Leave out the pictures and repeat every record exactly.
▼▼▼
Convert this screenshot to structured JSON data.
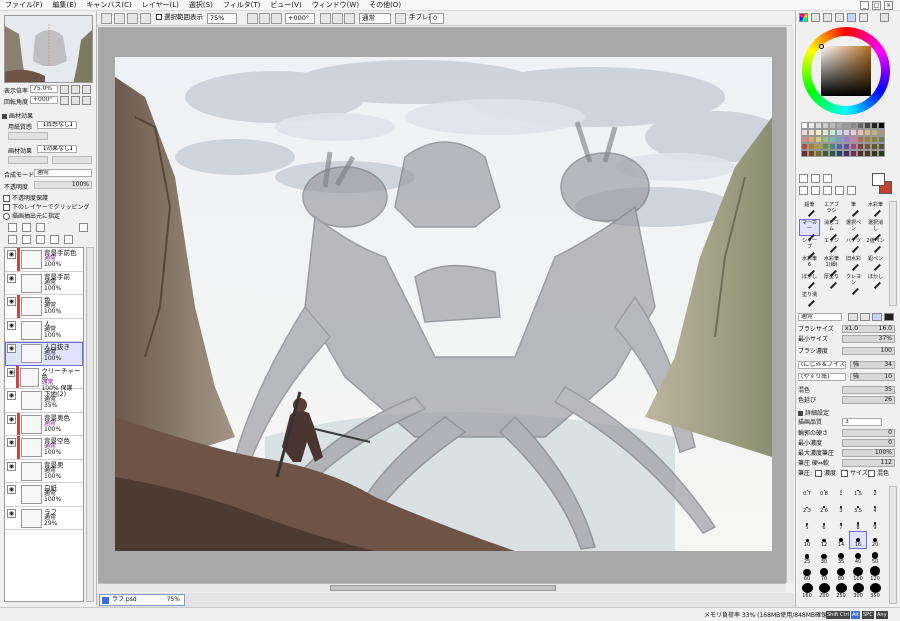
{
  "menu": [
    "ファイル(F)",
    "編集(E)",
    "キャンバス(C)",
    "レイヤー(L)",
    "選択(S)",
    "フィルタ(T)",
    "ビュー(V)",
    "ウィンドウ(W)",
    "その他(O)"
  ],
  "toolbar": {
    "selection_toggle_label": "選択範囲表示",
    "zoom_value": "75%",
    "rotation_value": "+000°",
    "blend_mode": "通常",
    "stabilizer_label": "手ブレ補正",
    "stabilizer_value": "0"
  },
  "navigator": {
    "zoom_label": "表示倍率",
    "zoom_value": "75.0%",
    "rotation_label": "回転角度",
    "rotation_value": "+000°"
  },
  "layer_props": {
    "effects_header": "画材効果",
    "paper_label": "用紙質感",
    "paper_value": "【質感なし】",
    "effect_label": "画材効果",
    "effect_value": "【効果なし】",
    "blend_label": "合成モード",
    "blend_value": "通常",
    "opacity_label": "不透明度",
    "opacity_value": "100%",
    "checks": [
      "不透明度保護",
      "下のレイヤーでクリッピング",
      "描画抽出元に指定"
    ]
  },
  "layers": [
    {
      "name": "背景手前色",
      "mode": "通常",
      "mode_color": "purple",
      "opacity": "100%",
      "clip": true,
      "selected": false
    },
    {
      "name": "背景手前",
      "mode": "通常",
      "mode_color": "",
      "opacity": "100%",
      "clip": false,
      "selected": false
    },
    {
      "name": "色",
      "mode": "通常",
      "mode_color": "",
      "opacity": "100%",
      "clip": true,
      "selected": false
    },
    {
      "name": "人",
      "mode": "通常",
      "mode_color": "",
      "opacity": "100%",
      "clip": false,
      "selected": false
    },
    {
      "name": "人白抜き",
      "mode": "通常",
      "mode_color": "",
      "opacity": "100%",
      "clip": false,
      "selected": true
    },
    {
      "name": "クリーチャー色",
      "mode": "通常",
      "mode_color": "purple",
      "opacity": "100% 保護",
      "clip": true,
      "selected": false
    },
    {
      "name": "下地(2)",
      "mode": "通常",
      "mode_color": "",
      "opacity": "35%",
      "clip": false,
      "selected": false
    },
    {
      "name": "背景奥色",
      "mode": "通常",
      "mode_color": "purple",
      "opacity": "100%",
      "clip": true,
      "selected": false
    },
    {
      "name": "背景空色",
      "mode": "通常",
      "mode_color": "purple",
      "opacity": "100%",
      "clip": true,
      "selected": false
    },
    {
      "name": "背景奥",
      "mode": "通常",
      "mode_color": "",
      "opacity": "100%",
      "clip": false,
      "selected": false
    },
    {
      "name": "白紙",
      "mode": "通常",
      "mode_color": "",
      "opacity": "100%",
      "clip": false,
      "selected": false
    },
    {
      "name": "ラフ",
      "mode": "通常",
      "mode_color": "",
      "opacity": "29%",
      "clip": false,
      "selected": false
    }
  ],
  "tools": [
    [
      "鉛筆",
      "エアブラシ",
      "筆",
      "水彩筆"
    ],
    [
      "マーカー",
      "消しゴム",
      "選択ペン",
      "選択消し"
    ],
    [
      "シャープ",
      "エッジ",
      "バケツ",
      "2値ペン"
    ],
    [
      "水彩筆 6",
      "水彩筆 1(細)",
      "旧水彩",
      "鉛ペン"
    ],
    [
      "ぼかし",
      "厚塗り",
      "クレヨン",
      "ぼかし"
    ],
    [
      "塗り潰",
      "",
      "",
      ""
    ]
  ],
  "brush": {
    "mode": "通常",
    "size_label": "ブラシサイズ",
    "size_mult": "x1.0",
    "size_value": "16.0",
    "min_size_label": "最小サイズ",
    "min_size_value": "37%",
    "density_label": "ブラシ濃度",
    "density_value": "100",
    "shape_label": "(にじみ＆ノイズ)",
    "shape_strength_label": "強",
    "shape_strength": "34",
    "texture_label": "(やすり紙)",
    "texture_strength_label": "強",
    "texture_strength": "10",
    "mix_label": "混色",
    "mix_value": "35",
    "persist_label": "色延び",
    "persist_value": "26",
    "advanced_header": "詳細設定",
    "quality_label": "描画品質",
    "quality_value": "3",
    "edge_label": "輪郭の硬さ",
    "edge_value": "0",
    "min_density_label": "最小濃度",
    "min_density_value": "0",
    "max_pressure_label": "最大濃度筆圧",
    "max_pressure_value": "100%",
    "pressure_hard_label": "筆圧 硬⇔軟",
    "pressure_hard_value": "112",
    "pressure_label": "筆圧:",
    "pressure_checks": [
      "濃度",
      "サイズ",
      "混色"
    ]
  },
  "brush_sizes": [
    "0.7",
    "0.8",
    "1",
    "1.5",
    "2",
    "2.3",
    "2.6",
    "3",
    "3.5",
    "4",
    "5",
    "6",
    "7",
    "8",
    "9",
    "10",
    "12",
    "14",
    "16",
    "20",
    "25",
    "30",
    "35",
    "40",
    "50",
    "60",
    "70",
    "80",
    "100",
    "120",
    "160",
    "200",
    "250",
    "300",
    "350"
  ],
  "document": {
    "tab_name": "ラフ.psd",
    "zoom": "75%"
  },
  "status": {
    "memory": "メモリ負荷率 33% (168MB使用/848MB確保)",
    "badges": [
      "Shift",
      "Ctrl",
      "Alt",
      "SPC",
      "Any"
    ]
  },
  "colors": {
    "accent": "#6a6adf",
    "clip_red": "#d2453f",
    "mode_purple": "#7a1e8a",
    "current_color": "#c8402e",
    "picker_square_base": "#b3701f"
  },
  "icons": [
    "eye-icon",
    "clip-icon",
    "brush-icon",
    "search-icon",
    "hand-icon",
    "rotate-icon",
    "eyedropper-icon",
    "move-icon",
    "pen-icon",
    "new-layer-icon",
    "folder-icon",
    "trash-icon",
    "minimize-icon",
    "maximize-icon",
    "close-icon"
  ]
}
▲▲▲
*THE SOLUTION*
Convert this screenshot to structured JSON data.
{
  "menu": [
    "ファイル(F)",
    "編集(E)",
    "キャンバス(C)",
    "レイヤー(L)",
    "選択(S)",
    "フィルタ(T)",
    "ビュー(V)",
    "ウィンドウ(W)",
    "その他(O)"
  ],
  "toolbar": {
    "selection_toggle_label": "選択範囲表示",
    "zoom_value": "75%",
    "rotation_value": "+000°",
    "blend_mode": "通常",
    "stabilizer_label": "手ブレ補正",
    "stabilizer_value": "0"
  },
  "navigator": {
    "zoom_label": "表示倍率",
    "zoom_value": "75.0%",
    "rotation_label": "回転角度",
    "rotation_value": "+000°"
  },
  "layer_props": {
    "effects_header": "画材効果",
    "paper_label": "用紙質感",
    "paper_value": "【質感なし】",
    "effect_label": "画材効果",
    "effect_value": "【効果なし】",
    "blend_label": "合成モード",
    "blend_value": "通常",
    "opacity_label": "不透明度",
    "opacity_value": "100%",
    "checks": [
      "不透明度保護",
      "下のレイヤーでクリッピング",
      "描画抽出元に指定"
    ]
  },
  "layers": [
    {
      "name": "背景手前色",
      "mode": "通常",
      "mode_color": "purple",
      "opacity": "100%",
      "clip": true,
      "selected": false
    },
    {
      "name": "背景手前",
      "mode": "通常",
      "mode_color": "",
      "opacity": "100%",
      "clip": false,
      "selected": false
    },
    {
      "name": "色",
      "mode": "通常",
      "mode_color": "",
      "opacity": "100%",
      "clip": true,
      "selected": false
    },
    {
      "name": "人",
      "mode": "通常",
      "mode_color": "",
      "opacity": "100%",
      "clip": false,
      "selected": false
    },
    {
      "name": "人白抜き",
      "mode": "通常",
      "mode_color": "",
      "opacity": "100%",
      "clip": false,
      "selected": true
    },
    {
      "name": "クリーチャー色",
      "mode": "通常",
      "mode_color": "purple",
      "opacity": "100% 保護",
      "clip": true,
      "selected": false
    },
    {
      "name": "下地(2)",
      "mode": "通常",
      "mode_color": "",
      "opacity": "35%",
      "clip": false,
      "selected": false
    },
    {
      "name": "背景奥色",
      "mode": "通常",
      "mode_color": "purple",
      "opacity": "100%",
      "clip": true,
      "selected": false
    },
    {
      "name": "背景空色",
      "mode": "通常",
      "mode_color": "purple",
      "opacity": "100%",
      "clip": true,
      "selected": false
    },
    {
      "name": "背景奥",
      "mode": "通常",
      "mode_color": "",
      "opacity": "100%",
      "clip": false,
      "selected": false
    },
    {
      "name": "白紙",
      "mode": "通常",
      "mode_color": "",
      "opacity": "100%",
      "clip": false,
      "selected": false
    },
    {
      "name": "ラフ",
      "mode": "通常",
      "mode_color": "",
      "opacity": "29%",
      "clip": false,
      "selected": false
    }
  ],
  "tools": [
    [
      "鉛筆",
      "エアブラシ",
      "筆",
      "水彩筆"
    ],
    [
      "マーカー",
      "消しゴム",
      "選択ペン",
      "選択消し"
    ],
    [
      "シャープ",
      "エッジ",
      "バケツ",
      "2値ペン"
    ],
    [
      "水彩筆 6",
      "水彩筆 1(細)",
      "旧水彩",
      "鉛ペン"
    ],
    [
      "ぼかし",
      "厚塗り",
      "クレヨン",
      "ぼかし"
    ],
    [
      "塗り潰",
      "",
      "",
      ""
    ]
  ],
  "brush": {
    "mode": "通常",
    "size_label": "ブラシサイズ",
    "size_mult": "x1.0",
    "size_value": "16.0",
    "min_size_label": "最小サイズ",
    "min_size_value": "37%",
    "density_label": "ブラシ濃度",
    "density_value": "100",
    "shape_label": "(にじみ＆ノイズ)",
    "shape_strength_label": "強",
    "shape_strength": "34",
    "texture_label": "(やすり紙)",
    "texture_strength_label": "強",
    "texture_strength": "10",
    "mix_label": "混色",
    "mix_value": "35",
    "persist_label": "色延び",
    "persist_value": "26",
    "advanced_header": "詳細設定",
    "quality_label": "描画品質",
    "quality_value": "3",
    "edge_label": "輪郭の硬さ",
    "edge_value": "0",
    "min_density_label": "最小濃度",
    "min_density_value": "0",
    "max_pressure_label": "最大濃度筆圧",
    "max_pressure_value": "100%",
    "pressure_hard_label": "筆圧 硬⇔軟",
    "pressure_hard_value": "112",
    "pressure_label": "筆圧:",
    "pressure_checks": [
      "濃度",
      "サイズ",
      "混色"
    ]
  },
  "brush_sizes": [
    "0.7",
    "0.8",
    "1",
    "1.5",
    "2",
    "2.3",
    "2.6",
    "3",
    "3.5",
    "4",
    "5",
    "6",
    "7",
    "8",
    "9",
    "10",
    "12",
    "14",
    "16",
    "20",
    "25",
    "30",
    "35",
    "40",
    "50",
    "60",
    "70",
    "80",
    "100",
    "120",
    "160",
    "200",
    "250",
    "300",
    "350"
  ],
  "document": {
    "tab_name": "ラフ.psd",
    "zoom": "75%"
  },
  "status": {
    "memory": "メモリ負荷率 33% (168MB使用/848MB確保)",
    "badges": [
      "Shift",
      "Ctrl",
      "Alt",
      "SPC",
      "Any"
    ]
  },
  "colors": {
    "accent": "#6a6adf",
    "clip_red": "#d2453f",
    "mode_purple": "#7a1e8a",
    "current_color": "#c8402e",
    "picker_square_base": "#b3701f"
  },
  "icons": [
    "eye-icon",
    "clip-icon",
    "brush-icon",
    "search-icon",
    "hand-icon",
    "rotate-icon",
    "eyedropper-icon",
    "move-icon",
    "pen-icon",
    "new-layer-icon",
    "folder-icon",
    "trash-icon",
    "minimize-icon",
    "maximize-icon",
    "close-icon"
  ]
}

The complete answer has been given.